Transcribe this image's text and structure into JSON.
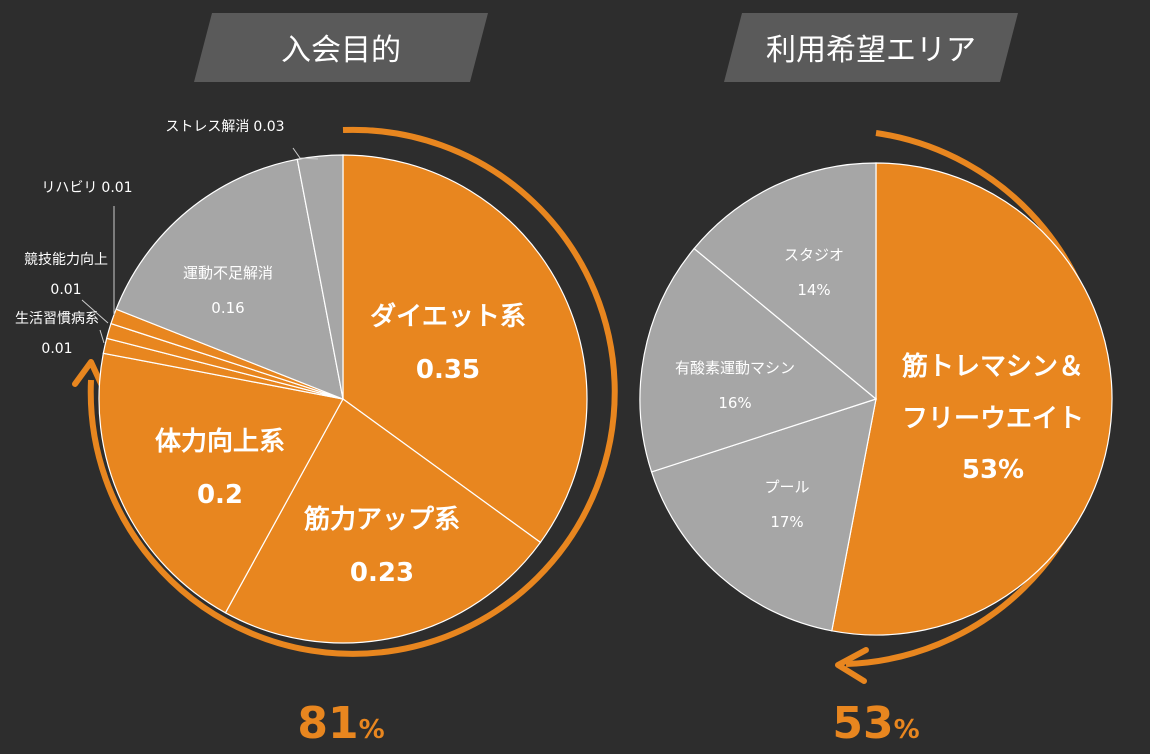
{
  "colors": {
    "accent": "#e8861f",
    "gray": "#a6a6a6",
    "background": "#2d2d2d",
    "banner": "#5a5a5a"
  },
  "chart_data": [
    {
      "type": "pie",
      "title": "入会目的",
      "total_label": "81",
      "total_unit": "%",
      "slices": [
        {
          "name": "ダイエット系",
          "value": 0.35,
          "value_label": "0.35",
          "color": "#e8861f"
        },
        {
          "name": "筋力アップ系",
          "value": 0.23,
          "value_label": "0.23",
          "color": "#e8861f"
        },
        {
          "name": "体力向上系",
          "value": 0.2,
          "value_label": "0.2",
          "color": "#e8861f"
        },
        {
          "name": "生活習慣病系",
          "value": 0.01,
          "value_label": "0.01",
          "color": "#e8861f"
        },
        {
          "name": "競技能力向上",
          "value": 0.01,
          "value_label": "0.01",
          "color": "#e8861f"
        },
        {
          "name": "リハビリ",
          "value": 0.01,
          "value_label": "0.01",
          "color": "#e8861f"
        },
        {
          "name": "運動不足解消",
          "value": 0.16,
          "value_label": "0.16",
          "color": "#a6a6a6"
        },
        {
          "name": "ストレス解消",
          "value": 0.03,
          "value_label": "0.03",
          "color": "#a6a6a6"
        }
      ]
    },
    {
      "type": "pie",
      "title": "利用希望エリア",
      "total_label": "53",
      "total_unit": "%",
      "slices": [
        {
          "name": "筋トレマシン＆フリーウエイト",
          "name_lines": [
            "筋トレマシン＆",
            "フリーウエイト"
          ],
          "value": 0.53,
          "value_label": "53%",
          "color": "#e8861f"
        },
        {
          "name": "プール",
          "value": 0.17,
          "value_label": "17%",
          "color": "#a6a6a6"
        },
        {
          "name": "有酸素運動マシン",
          "value": 0.16,
          "value_label": "16%",
          "color": "#a6a6a6"
        },
        {
          "name": "スタジオ",
          "value": 0.14,
          "value_label": "14%",
          "color": "#a6a6a6"
        }
      ]
    }
  ]
}
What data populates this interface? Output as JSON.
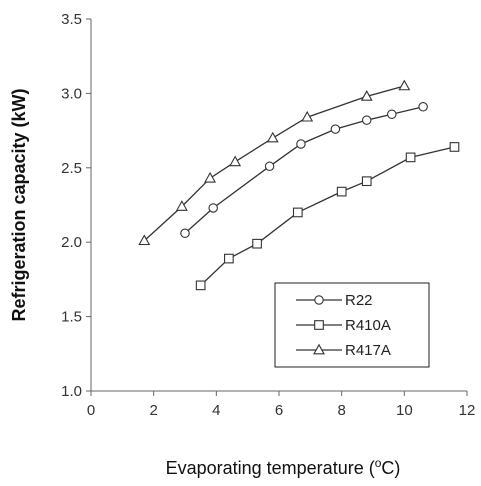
{
  "chart_data": {
    "type": "line",
    "xlabel": "Evaporating temperature (",
    "xlabel_sup": "o",
    "xlabel_unit": "C)",
    "ylabel": "Refrigeration capacity (kW)",
    "xlim": [
      0,
      12
    ],
    "ylim": [
      1.0,
      3.5
    ],
    "x_ticks": [
      "0",
      "2",
      "4",
      "6",
      "8",
      "10",
      "12"
    ],
    "y_ticks": [
      "1.0",
      "1.5",
      "2.0",
      "2.5",
      "3.0",
      "3.5"
    ],
    "grid": false,
    "legend_position": "bottom-right",
    "series": [
      {
        "name": "R22",
        "marker": "circle",
        "x": [
          3.0,
          3.9,
          5.7,
          6.7,
          7.8,
          8.8,
          9.6,
          10.6
        ],
        "y": [
          2.06,
          2.23,
          2.51,
          2.66,
          2.76,
          2.82,
          2.86,
          2.91
        ]
      },
      {
        "name": "R410A",
        "marker": "square",
        "x": [
          3.5,
          4.4,
          5.3,
          6.6,
          8.0,
          8.8,
          10.2,
          11.6
        ],
        "y": [
          1.71,
          1.89,
          1.99,
          2.2,
          2.34,
          2.41,
          2.57,
          2.64
        ]
      },
      {
        "name": "R417A",
        "marker": "triangle",
        "x": [
          1.7,
          2.9,
          3.8,
          4.6,
          5.8,
          6.9,
          8.8,
          10.0
        ],
        "y": [
          2.01,
          2.24,
          2.43,
          2.54,
          2.7,
          2.84,
          2.98,
          3.05
        ]
      }
    ],
    "colors": {
      "line": "#333333",
      "axis": "#666666",
      "marker_fill": "#ffffff"
    }
  }
}
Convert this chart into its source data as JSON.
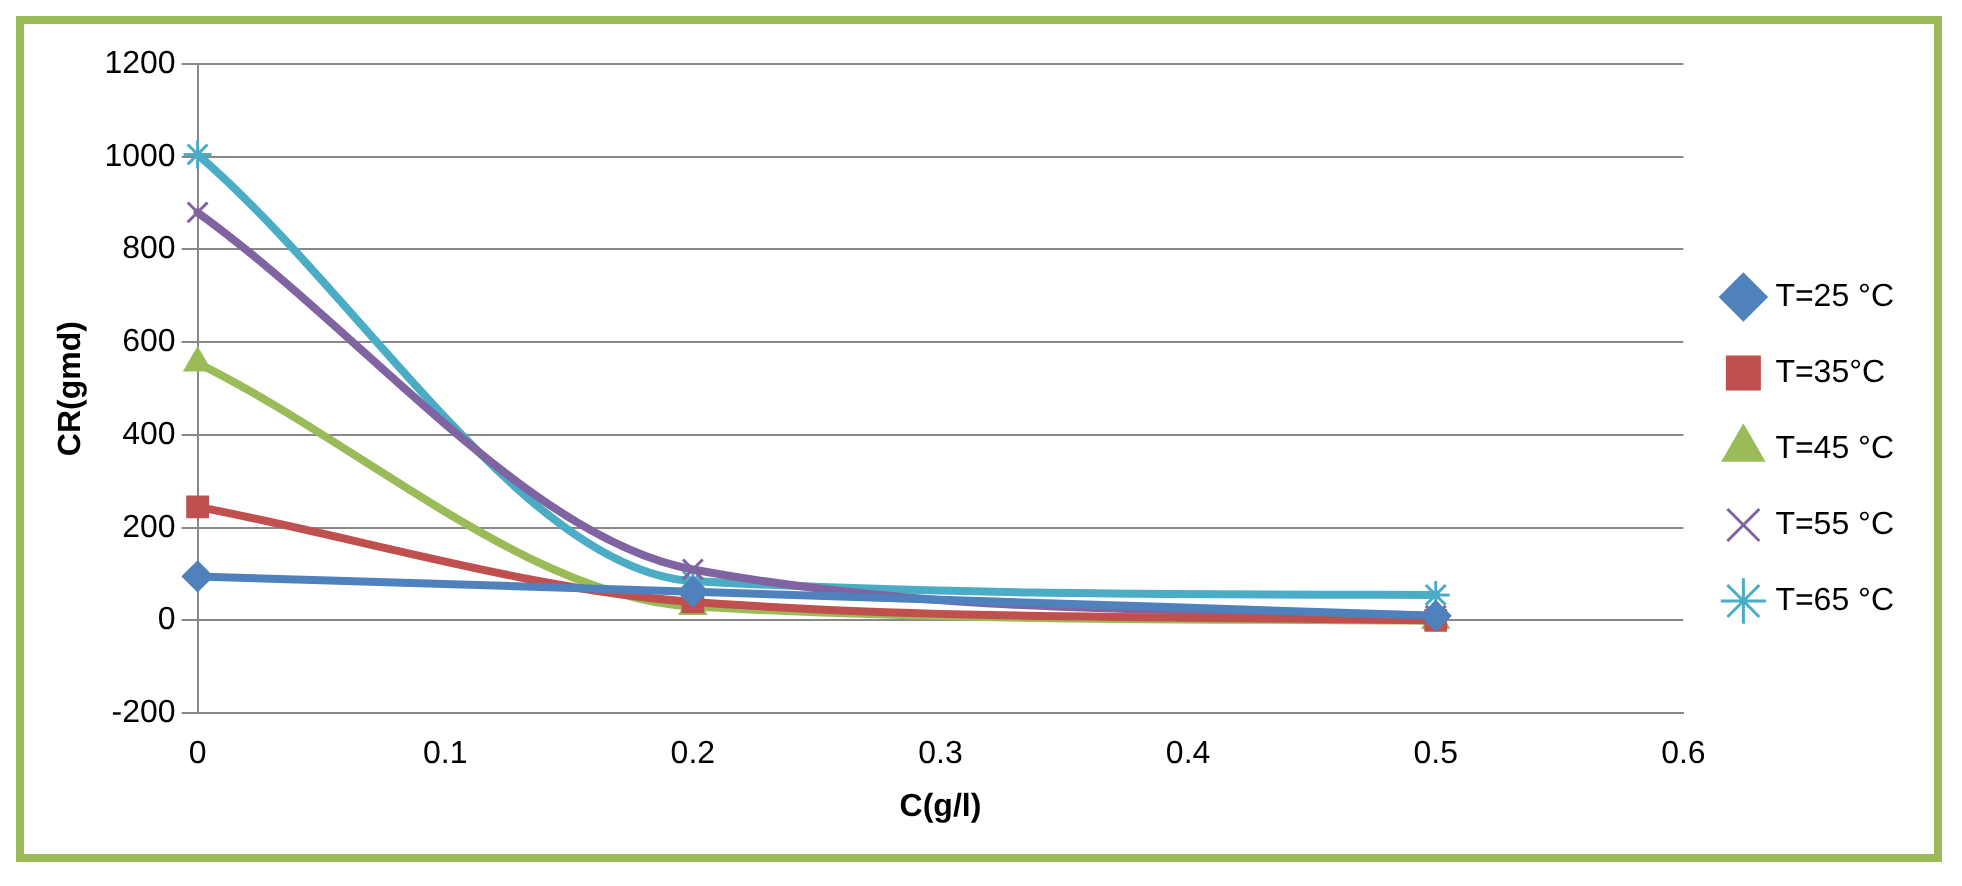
{
  "chart_data": {
    "type": "line",
    "xlabel": "C(g/l)",
    "ylabel": "CR(gmd)",
    "xlim": [
      0,
      0.6
    ],
    "xticks": [
      0,
      0.1,
      0.2,
      0.3,
      0.4,
      0.5,
      0.6
    ],
    "ylim": [
      -200,
      1200
    ],
    "yticks": [
      -200,
      0,
      200,
      400,
      600,
      800,
      1000,
      1200
    ],
    "grid": "y",
    "legend": "right",
    "x": [
      0,
      0.2,
      0.5
    ],
    "series": [
      {
        "name": "T=25 °C",
        "color": "#4f81bd",
        "marker": "diamond",
        "values": [
          95,
          62,
          10
        ]
      },
      {
        "name": "T=35°C",
        "color": "#c0504d",
        "marker": "square",
        "values": [
          245,
          40,
          0
        ]
      },
      {
        "name": "T=45 °C",
        "color": "#9bbb59",
        "marker": "triangle",
        "values": [
          555,
          30,
          0
        ]
      },
      {
        "name": "T=55 °C",
        "color": "#8064a2",
        "marker": "cross",
        "values": [
          880,
          110,
          10
        ]
      },
      {
        "name": "T=65 °C",
        "color": "#4bacc6",
        "marker": "cross",
        "values": [
          1005,
          85,
          55
        ]
      }
    ]
  }
}
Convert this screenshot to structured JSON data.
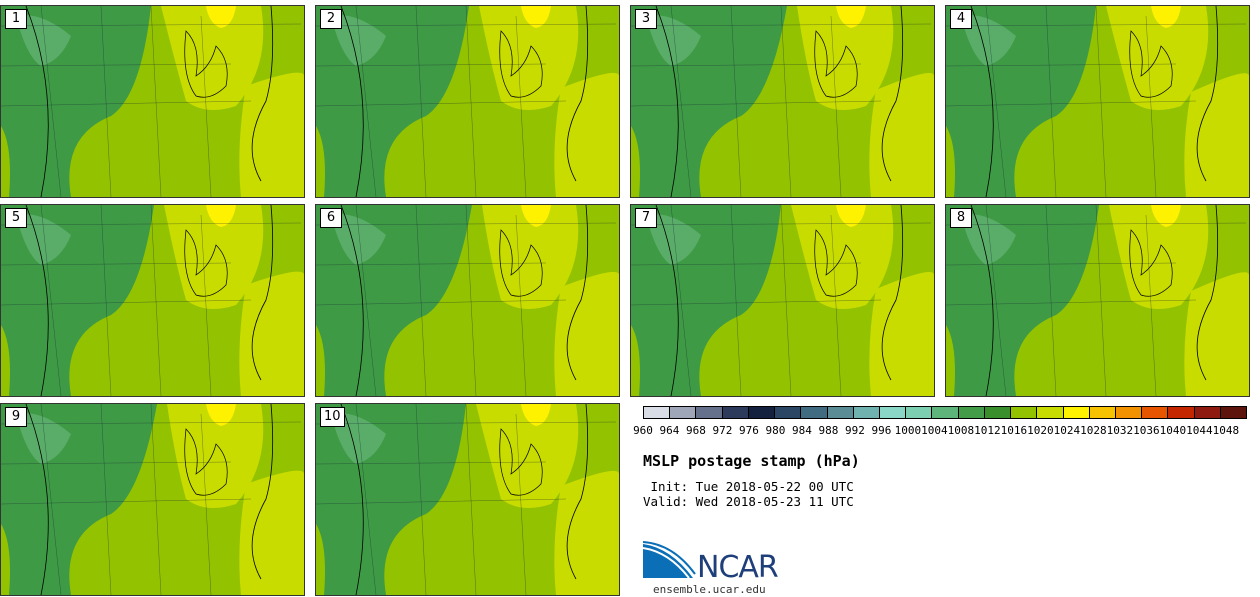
{
  "panels": [
    {
      "label": "1"
    },
    {
      "label": "2"
    },
    {
      "label": "3"
    },
    {
      "label": "4"
    },
    {
      "label": "5"
    },
    {
      "label": "6"
    },
    {
      "label": "7"
    },
    {
      "label": "8"
    },
    {
      "label": "9"
    },
    {
      "label": "10"
    }
  ],
  "colorbar": {
    "colors": [
      "#d9dde6",
      "#9ea6b8",
      "#65718a",
      "#2c3a5b",
      "#13213f",
      "#2b4665",
      "#416b80",
      "#5a8c96",
      "#6fb2b0",
      "#8ad7c7",
      "#7ccfb0",
      "#5db57b",
      "#439c47",
      "#3a8f2d",
      "#93c200",
      "#c8dc00",
      "#fff200",
      "#f7c300",
      "#f29200",
      "#e85500",
      "#c42700",
      "#8f1a10",
      "#5c140d"
    ],
    "ticks": [
      "960",
      "964",
      "968",
      "972",
      "976",
      "980",
      "984",
      "988",
      "992",
      "996",
      "1000",
      "1004",
      "1008",
      "1012",
      "1016",
      "1020",
      "1024",
      "1028",
      "1032",
      "1036",
      "1040",
      "1044",
      "1048"
    ]
  },
  "title": "MSLP postage stamp (hPa)",
  "init": " Init: Tue 2018-05-22 00 UTC",
  "valid": "Valid: Wed 2018-05-23 11 UTC",
  "logo": {
    "word": "NCAR",
    "url": "ensemble.ucar.edu",
    "color": "#1f3f7a"
  }
}
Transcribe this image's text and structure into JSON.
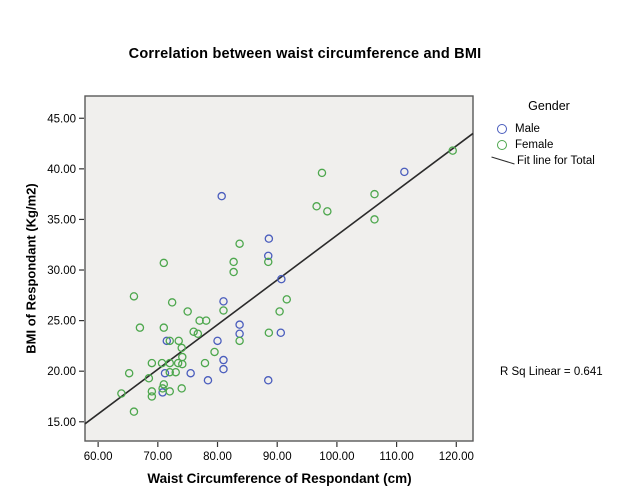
{
  "title": "Correlation between waist circumference and BMI",
  "legend": {
    "title": "Gender",
    "items": [
      {
        "label": "Male",
        "marker": "circle",
        "color": "#4a5dbd"
      },
      {
        "label": "Female",
        "marker": "circle",
        "color": "#4da74d"
      },
      {
        "label": "Fit line for Total",
        "marker": "line",
        "color": "#2b2b2b"
      }
    ]
  },
  "annotation": "R Sq Linear = 0.641",
  "colors": {
    "male": "#4a5dbd",
    "female": "#4da74d",
    "fit_line": "#2b2b2b",
    "plot_background": "#f0efed",
    "plot_border": "#595959",
    "tick": "#333333"
  },
  "chart_data": {
    "type": "scatter",
    "title": "Correlation between waist circumference and BMI",
    "xlabel": "Waist Circumference of Respondant (cm)",
    "ylabel": "BMI of Respondant (Kg/m2)",
    "xticks": [
      60,
      70,
      80,
      90,
      100,
      110,
      120
    ],
    "yticks": [
      15,
      20,
      25,
      30,
      35,
      40,
      45
    ],
    "tick_decimals": 2,
    "xlim": [
      57.8,
      122.8
    ],
    "ylim": [
      13.1,
      47.2
    ],
    "grid": false,
    "legend_position": "right",
    "series": [
      {
        "name": "Male",
        "color": "#4a5dbd",
        "points": [
          [
            80.7,
            37.3
          ],
          [
            111.3,
            39.7
          ],
          [
            88.6,
            33.1
          ],
          [
            88.5,
            31.4
          ],
          [
            90.7,
            29.1
          ],
          [
            81,
            26.9
          ],
          [
            83.7,
            24.6
          ],
          [
            83.7,
            23.7
          ],
          [
            90.6,
            23.8
          ],
          [
            80,
            23
          ],
          [
            71.5,
            23
          ],
          [
            81,
            21.1
          ],
          [
            81,
            20.2
          ],
          [
            75.5,
            19.8
          ],
          [
            71.2,
            19.8
          ],
          [
            78.4,
            19.1
          ],
          [
            88.5,
            19.1
          ],
          [
            70.8,
            17.9
          ]
        ]
      },
      {
        "name": "Female",
        "color": "#4da74d",
        "points": [
          [
            119.4,
            41.8
          ],
          [
            97.5,
            39.6
          ],
          [
            106.3,
            37.5
          ],
          [
            96.6,
            36.3
          ],
          [
            98.4,
            35.8
          ],
          [
            106.3,
            35.0
          ],
          [
            83.7,
            32.6
          ],
          [
            88.5,
            30.8
          ],
          [
            82.7,
            30.8
          ],
          [
            82.7,
            29.8
          ],
          [
            71.0,
            30.7
          ],
          [
            91.6,
            27.1
          ],
          [
            66.0,
            27.4
          ],
          [
            72.4,
            26.8
          ],
          [
            75.0,
            25.9
          ],
          [
            81.0,
            26.0
          ],
          [
            90.4,
            25.9
          ],
          [
            77.0,
            25.0
          ],
          [
            78.1,
            25.0
          ],
          [
            67.0,
            24.3
          ],
          [
            71.0,
            24.3
          ],
          [
            76.0,
            23.9
          ],
          [
            76.7,
            23.7
          ],
          [
            88.6,
            23.8
          ],
          [
            83.7,
            23.0
          ],
          [
            72.0,
            23.0
          ],
          [
            73.5,
            23.0
          ],
          [
            74.0,
            22.3
          ],
          [
            79.5,
            21.9
          ],
          [
            74.1,
            21.4
          ],
          [
            77.9,
            20.8
          ],
          [
            69.0,
            20.8
          ],
          [
            70.7,
            20.8
          ],
          [
            72.0,
            20.8
          ],
          [
            73.4,
            20.8
          ],
          [
            74.1,
            20.7
          ],
          [
            65.2,
            19.8
          ],
          [
            72.0,
            19.9
          ],
          [
            73.0,
            19.9
          ],
          [
            68.5,
            19.3
          ],
          [
            71.0,
            18.7
          ],
          [
            63.9,
            17.8
          ],
          [
            69.0,
            18.0
          ],
          [
            69.0,
            17.5
          ],
          [
            70.8,
            18.3
          ],
          [
            72.0,
            18.0
          ],
          [
            74.0,
            18.3
          ],
          [
            66.0,
            16.0
          ]
        ]
      }
    ],
    "fit_line": {
      "name": "Fit line for Total",
      "color": "#2b2b2b",
      "x": [
        57.8,
        122.8
      ],
      "y": [
        14.8,
        43.5
      ],
      "r_sq": 0.641
    }
  }
}
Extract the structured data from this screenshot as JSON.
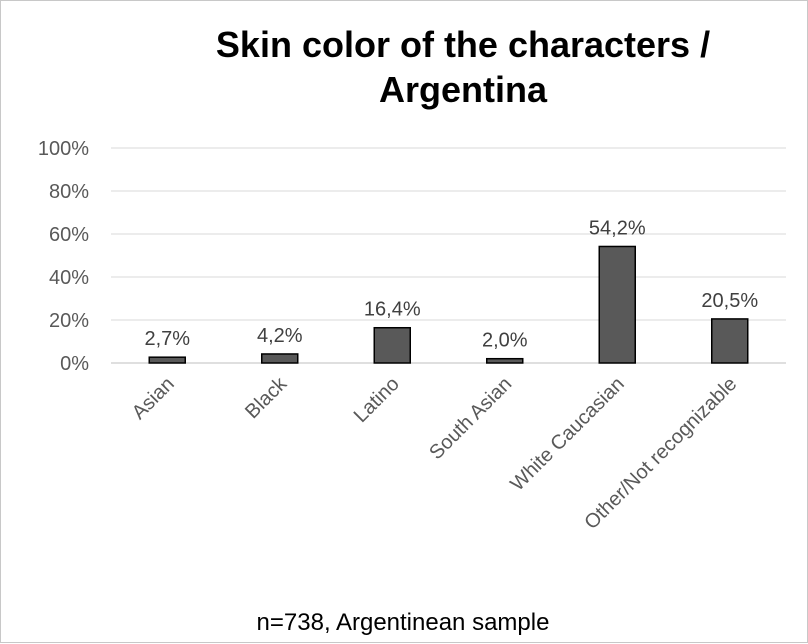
{
  "chart_data": {
    "type": "bar",
    "title": "Skin color of the characters / Argentina",
    "title_lines": [
      "Skin color of the characters /",
      "Argentina"
    ],
    "categories": [
      "Asian",
      "Black",
      "Latino",
      "South Asian",
      "White Caucasian",
      "Other/Not recognizable"
    ],
    "values": [
      2.7,
      4.2,
      16.4,
      2.0,
      54.2,
      20.5
    ],
    "data_labels": [
      "2,7%",
      "4,2%",
      "16,4%",
      "2,0%",
      "54,2%",
      "20,5%"
    ],
    "ylim": [
      0,
      100
    ],
    "y_ticks": [
      0,
      20,
      40,
      60,
      80,
      100
    ],
    "y_tick_labels": [
      "0%",
      "20%",
      "40%",
      "60%",
      "80%",
      "100%"
    ],
    "xlabel": "",
    "ylabel": "",
    "grid": true,
    "legend": "none",
    "footnote": "n=738, Argentinean sample",
    "colors": {
      "bar_fill": "#595959",
      "bar_stroke": "#000000",
      "gridline": "#d9d9d9",
      "axis": "#bfbfbf",
      "tick_text": "#595959",
      "label_text": "#404040"
    }
  }
}
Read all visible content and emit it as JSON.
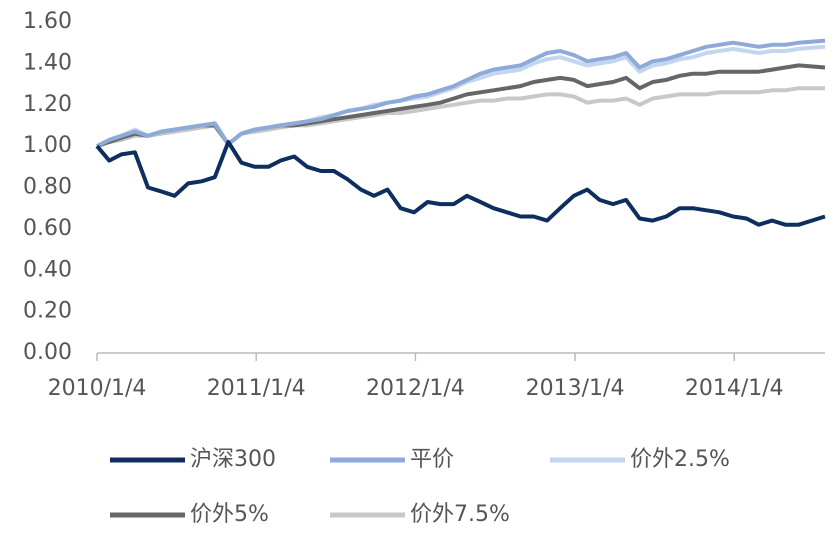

++++

» Written task
Find the word "Skin" in the entries above and gather every line that holds it.

» Exercise answer
    "title": "Skin color of the characters / Argentina",
      "Skin color of the characters /",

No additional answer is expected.